**TASK TO COMPLETE:**
All of the material should be reproduced exactly, with pictures left out.

<<<<

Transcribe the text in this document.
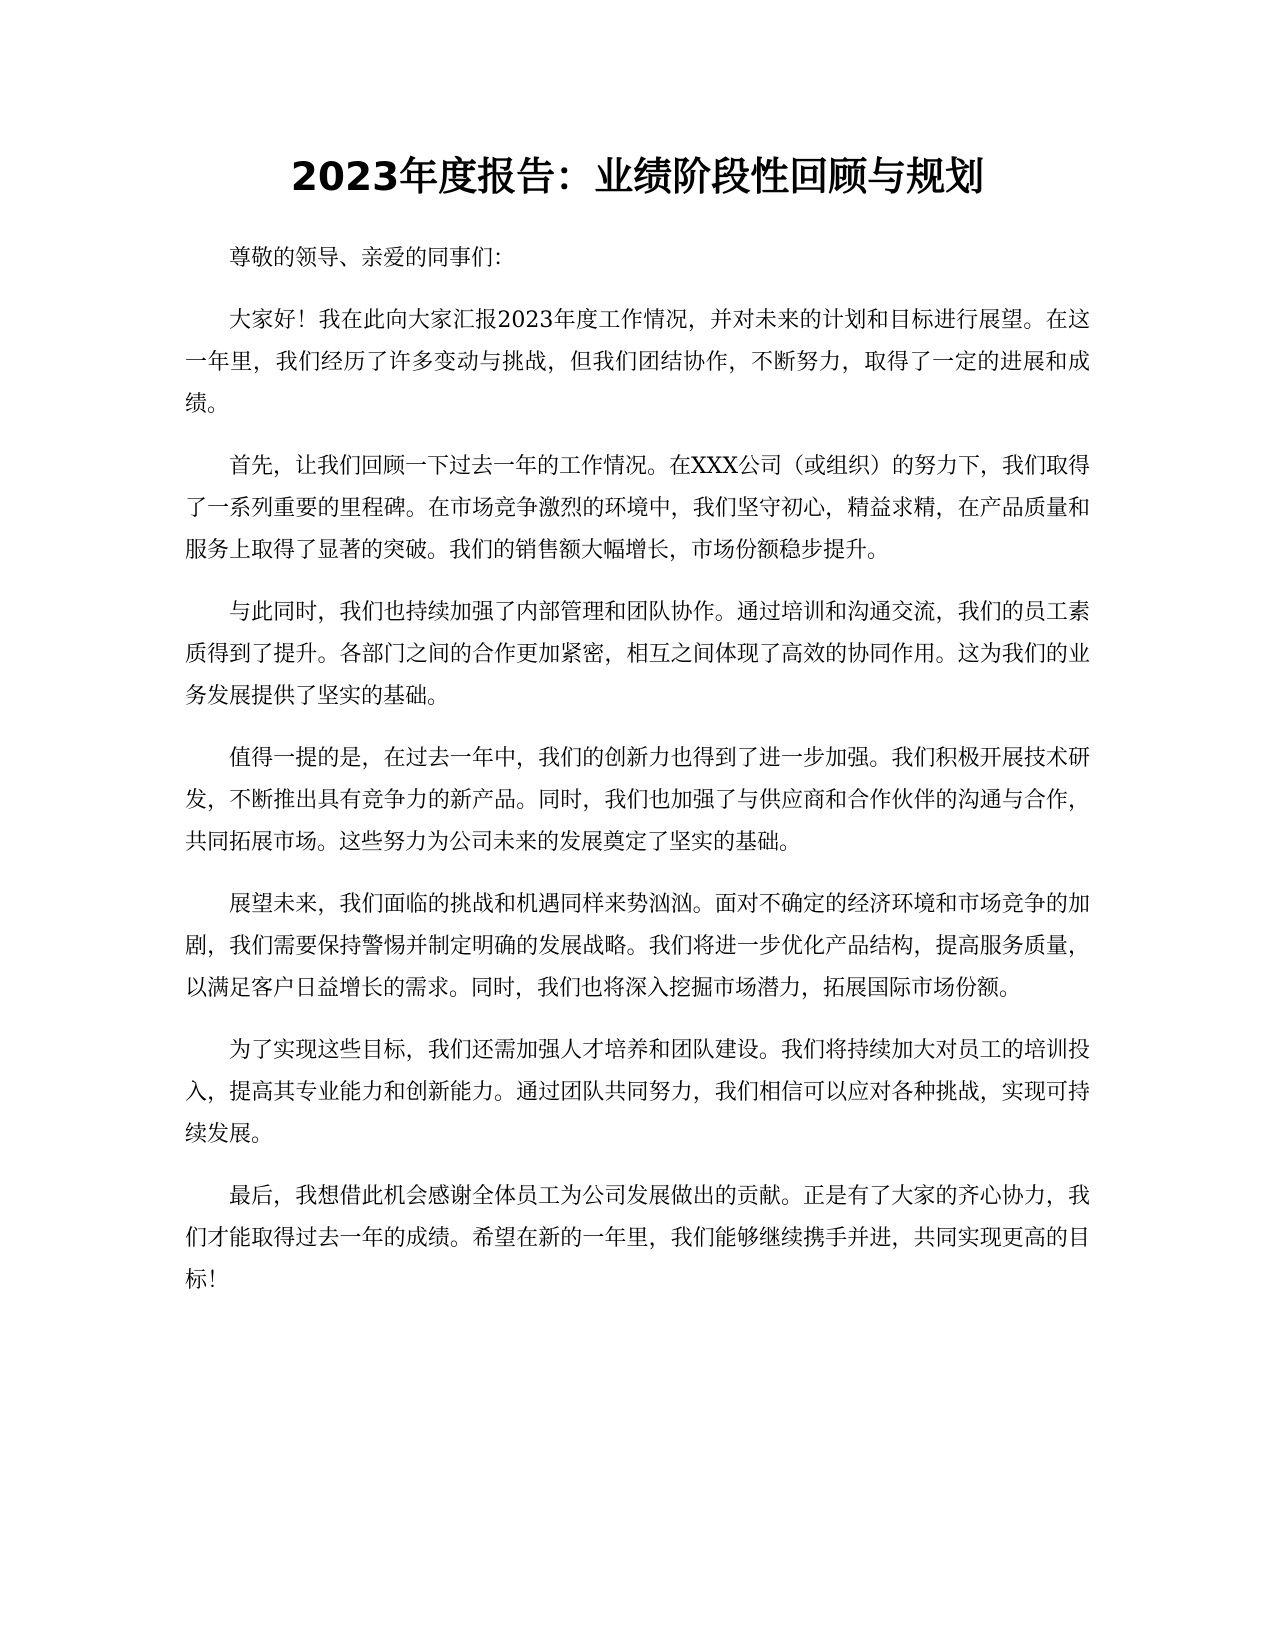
2023年度报告：业绩阶段性回顾与规划

尊敬的领导、亲爱的同事们：

大家好！我在此向大家汇报2023年度工作情况，并对未来的计划和目标进行展望。在这一年里，我们经历了许多变动与挑战，但我们团结协作，不断努力，取得了一定的进展和成绩。

首先，让我们回顾一下过去一年的工作情况。在XXX公司（或组织）的努力下，我们取得了一系列重要的里程碑。在市场竞争激烈的环境中，我们坚守初心，精益求精，在产品质量和服务上取得了显著的突破。我们的销售额大幅增长，市场份额稳步提升。

与此同时，我们也持续加强了内部管理和团队协作。通过培训和沟通交流，我们的员工素质得到了提升。各部门之间的合作更加紧密，相互之间体现了高效的协同作用。这为我们的业务发展提供了坚实的基础。

值得一提的是，在过去一年中，我们的创新力也得到了进一步加强。我们积极开展技术研发，不断推出具有竞争力的新产品。同时，我们也加强了与供应商和合作伙伴的沟通与合作，共同拓展市场。这些努力为公司未来的发展奠定了坚实的基础。

展望未来，我们面临的挑战和机遇同样来势汹汹。面对不确定的经济环境和市场竞争的加剧，我们需要保持警惕并制定明确的发展战略。我们将进一步优化产品结构，提高服务质量，以满足客户日益增长的需求。同时，我们也将深入挖掘市场潜力，拓展国际市场份额。

为了实现这些目标，我们还需加强人才培养和团队建设。我们将持续加大对员工的培训投入，提高其专业能力和创新能力。通过团队共同努力，我们相信可以应对各种挑战，实现可持续发展。

最后，我想借此机会感谢全体员工为公司发展做出的贡献。正是有了大家的齐心协力，我们才能取得过去一年的成绩。希望在新的一年里，我们能够继续携手并进，共同实现更高的目标！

>>>>

**SOLUTION FOR THIS EXERCISE:**
Transcribe the text in this document.
2023年度报告：业绩阶段性回顾与规划

尊敬的领导、亲爱的同事们：

大家好！我在此向大家汇报2023年度工作情况，并对未来的计划和目标进行展望。在这一年里，我们经历了许多变动与挑战，但我们团结协作，不断努力，取得了一定的进展和成绩。

首先，让我们回顾一下过去一年的工作情况。在XXX公司（或组织）的努力下，我们取得了一系列重要的里程碑。在市场竞争激烈的环境中，我们坚守初心，精益求精，在产品质量和服务上取得了显著的突破。我们的销售额大幅增长，市场份额稳步提升。

与此同时，我们也持续加强了内部管理和团队协作。通过培训和沟通交流，我们的员工素质得到了提升。各部门之间的合作更加紧密，相互之间体现了高效的协同作用。这为我们的业务发展提供了坚实的基础。

值得一提的是，在过去一年中，我们的创新力也得到了进一步加强。我们积极开展技术研发，不断推出具有竞争力的新产品。同时，我们也加强了与供应商和合作伙伴的沟通与合作，共同拓展市场。这些努力为公司未来的发展奠定了坚实的基础。

展望未来，我们面临的挑战和机遇同样来势汹汹。面对不确定的经济环境和市场竞争的加剧，我们需要保持警惕并制定明确的发展战略。我们将进一步优化产品结构，提高服务质量，以满足客户日益增长的需求。同时，我们也将深入挖掘市场潜力，拓展国际市场份额。

为了实现这些目标，我们还需加强人才培养和团队建设。我们将持续加大对员工的培训投入，提高其专业能力和创新能力。通过团队共同努力，我们相信可以应对各种挑战，实现可持续发展。

最后，我想借此机会感谢全体员工为公司发展做出的贡献。正是有了大家的齐心协力，我们才能取得过去一年的成绩。希望在新的一年里，我们能够继续携手并进，共同实现更高的目标！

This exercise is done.